(Stored entries)
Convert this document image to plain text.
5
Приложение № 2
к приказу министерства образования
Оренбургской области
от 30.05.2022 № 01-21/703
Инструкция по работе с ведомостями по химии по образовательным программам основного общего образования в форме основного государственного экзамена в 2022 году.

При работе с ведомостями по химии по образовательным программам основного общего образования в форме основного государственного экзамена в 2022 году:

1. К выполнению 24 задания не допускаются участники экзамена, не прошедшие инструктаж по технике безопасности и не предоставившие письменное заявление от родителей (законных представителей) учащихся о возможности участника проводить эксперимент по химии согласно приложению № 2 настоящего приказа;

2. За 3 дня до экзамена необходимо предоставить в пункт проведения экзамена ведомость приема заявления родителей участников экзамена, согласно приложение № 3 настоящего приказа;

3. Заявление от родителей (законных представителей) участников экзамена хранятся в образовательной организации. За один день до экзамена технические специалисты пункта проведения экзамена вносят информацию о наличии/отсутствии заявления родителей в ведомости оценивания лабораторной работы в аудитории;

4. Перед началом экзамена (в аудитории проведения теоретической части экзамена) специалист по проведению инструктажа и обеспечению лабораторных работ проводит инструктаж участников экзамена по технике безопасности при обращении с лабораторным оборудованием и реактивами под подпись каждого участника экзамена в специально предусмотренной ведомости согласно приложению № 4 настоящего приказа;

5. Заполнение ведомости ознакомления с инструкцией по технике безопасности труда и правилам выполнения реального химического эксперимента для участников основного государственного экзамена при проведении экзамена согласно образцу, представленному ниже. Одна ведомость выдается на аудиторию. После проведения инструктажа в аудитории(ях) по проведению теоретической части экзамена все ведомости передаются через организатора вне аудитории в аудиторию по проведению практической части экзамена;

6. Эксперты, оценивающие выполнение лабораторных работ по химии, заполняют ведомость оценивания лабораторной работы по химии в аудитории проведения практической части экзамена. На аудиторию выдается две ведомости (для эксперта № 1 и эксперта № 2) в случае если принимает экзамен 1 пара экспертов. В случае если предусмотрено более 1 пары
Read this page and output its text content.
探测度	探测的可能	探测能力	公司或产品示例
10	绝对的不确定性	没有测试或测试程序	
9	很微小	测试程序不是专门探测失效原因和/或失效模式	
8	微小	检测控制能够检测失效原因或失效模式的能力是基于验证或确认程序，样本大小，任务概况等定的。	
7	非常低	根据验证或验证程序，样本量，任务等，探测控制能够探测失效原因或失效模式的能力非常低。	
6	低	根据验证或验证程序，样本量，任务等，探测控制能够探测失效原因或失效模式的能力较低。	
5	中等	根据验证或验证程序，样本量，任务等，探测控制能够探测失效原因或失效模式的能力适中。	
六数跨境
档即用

- Written task:
From the records above, please extract every line and repeat it exactly.

- Completed exercise:
Convert this document image to plain text.
5
Приложение № 2
к приказу министерства образования
Оренбургской области
от 30.05.2022 № 01-21/703
Инструкция по работе с ведомостями по химии по образовательным программам основного общего образования в форме основного государственного экзамена в 2022 году.

При работе с ведомостями по химии по образовательным программам основного общего образования в форме основного государственного экзамена в 2022 году:

1. К выполнению 24 задания не допускаются участники экзамена, не прошедшие инструктаж по технике безопасности и не предоставившие письменное заявление от родителей (законных представителей) учащихся о возможности участника проводить эксперимент по химии согласно приложению № 2 настоящего приказа;

2. За 3 дня до экзамена необходимо предоставить в пункт проведения экзамена ведомость приема заявления родителей участников экзамена, согласно приложение № 3 настоящего приказа;

3. Заявление от родителей (законных представителей) участников экзамена хранятся в образовательной организации. За один день до экзамена технические специалисты пункта проведения экзамена вносят информацию о наличии/отсутствии заявления родителей в ведомости оценивания лабораторной работы в аудитории;

4. Перед началом экзамена (в аудитории проведения теоретической части экзамена) специалист по проведению инструктажа и обеспечению лабораторных работ проводит инструктаж участников экзамена по технике безопасности при обращении с лабораторным оборудованием и реактивами под подпись каждого участника экзамена в специально предусмотренной ведомости согласно приложению № 4 настоящего приказа;

5. Заполнение ведомости ознакомления с инструкцией по технике безопасности труда и правилам выполнения реального химического эксперимента для участников основного государственного экзамена при проведении экзамена согласно образцу, представленному ниже. Одна ведомость выдается на аудиторию. После проведения инструктажа в аудитории(ях) по проведению теоретической части экзамена все ведомости передаются через организатора вне аудитории в аудиторию по проведению практической части экзамена;

6. Эксперты, оценивающие выполнение лабораторных работ по химии, заполняют ведомость оценивания лабораторной работы по химии в аудитории проведения практической части экзамена. На аудиторию выдается две ведомости (для эксперта № 1 и эксперта № 2) в случае если принимает экзамен 1 пара экспертов. В случае если предусмотрено более 1 пары
Read this page and output its text content.
探测度	探测的可能	探测能力	公司或产品示例
10	绝对的不确定性	没有测试或测试程序	
9	很微小	测试程序不是专门探测失效原因和/或失效模式	
8	微小	检测控制能够检测失效原因或失效模式的能力是基于验证或确认程序，样本大小，任务概况等定的。	
7	非常低	根据验证或验证程序，样本量，任务等，探测控制能够探测失效原因或失效模式的能力非常低。	
6	低	根据验证或验证程序，样本量，任务等，探测控制能够探测失效原因或失效模式的能力较低。	
5	中等	根据验证或验证程序，样本量，任务等，探测控制能够探测失效原因或失效模式的能力适中。	
六数跨境
档即用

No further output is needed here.